* MATERIAL TO PROCESS *
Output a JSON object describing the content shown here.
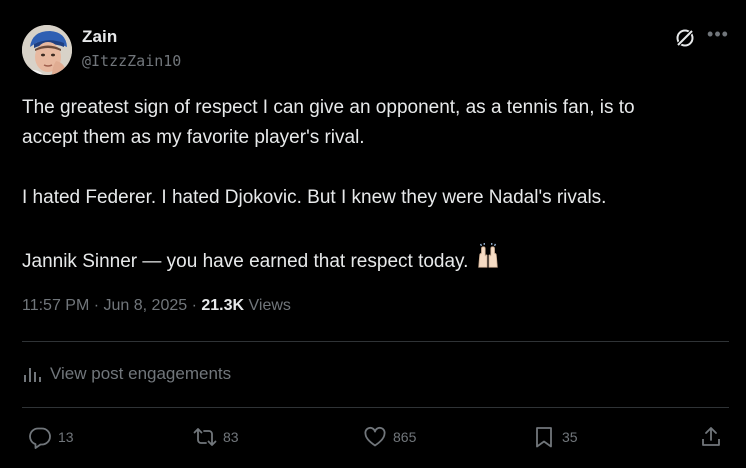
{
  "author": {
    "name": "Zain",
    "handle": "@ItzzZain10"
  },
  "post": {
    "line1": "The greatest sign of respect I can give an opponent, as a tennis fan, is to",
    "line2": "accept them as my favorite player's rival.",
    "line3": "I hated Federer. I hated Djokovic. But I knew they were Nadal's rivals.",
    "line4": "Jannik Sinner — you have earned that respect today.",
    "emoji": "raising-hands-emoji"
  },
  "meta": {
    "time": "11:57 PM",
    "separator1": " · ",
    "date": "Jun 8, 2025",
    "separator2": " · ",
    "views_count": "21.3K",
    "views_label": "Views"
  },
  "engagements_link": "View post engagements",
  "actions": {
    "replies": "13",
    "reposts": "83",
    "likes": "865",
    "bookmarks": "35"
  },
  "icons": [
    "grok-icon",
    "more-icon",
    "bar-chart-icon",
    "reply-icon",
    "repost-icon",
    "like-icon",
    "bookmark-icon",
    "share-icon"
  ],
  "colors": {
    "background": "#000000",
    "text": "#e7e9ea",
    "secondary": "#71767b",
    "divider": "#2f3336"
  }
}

* SHORT TASK *
Repeat the records in full, exactly as they appear, without the pictures.

* FINAL ANSWER *
Output a JSON object describing the content shown here.
{
  "author": {
    "name": "Zain",
    "handle": "@ItzzZain10"
  },
  "post": {
    "line1": "The greatest sign of respect I can give an opponent, as a tennis fan, is to",
    "line2": "accept them as my favorite player's rival.",
    "line3": "I hated Federer. I hated Djokovic. But I knew they were Nadal's rivals.",
    "line4": "Jannik Sinner — you have earned that respect today.",
    "emoji": "raising-hands-emoji"
  },
  "meta": {
    "time": "11:57 PM",
    "separator1": " · ",
    "date": "Jun 8, 2025",
    "separator2": " · ",
    "views_count": "21.3K",
    "views_label": "Views"
  },
  "engagements_link": "View post engagements",
  "actions": {
    "replies": "13",
    "reposts": "83",
    "likes": "865",
    "bookmarks": "35"
  },
  "icons": [
    "grok-icon",
    "more-icon",
    "bar-chart-icon",
    "reply-icon",
    "repost-icon",
    "like-icon",
    "bookmark-icon",
    "share-icon"
  ],
  "colors": {
    "background": "#000000",
    "text": "#e7e9ea",
    "secondary": "#71767b",
    "divider": "#2f3336"
  }
}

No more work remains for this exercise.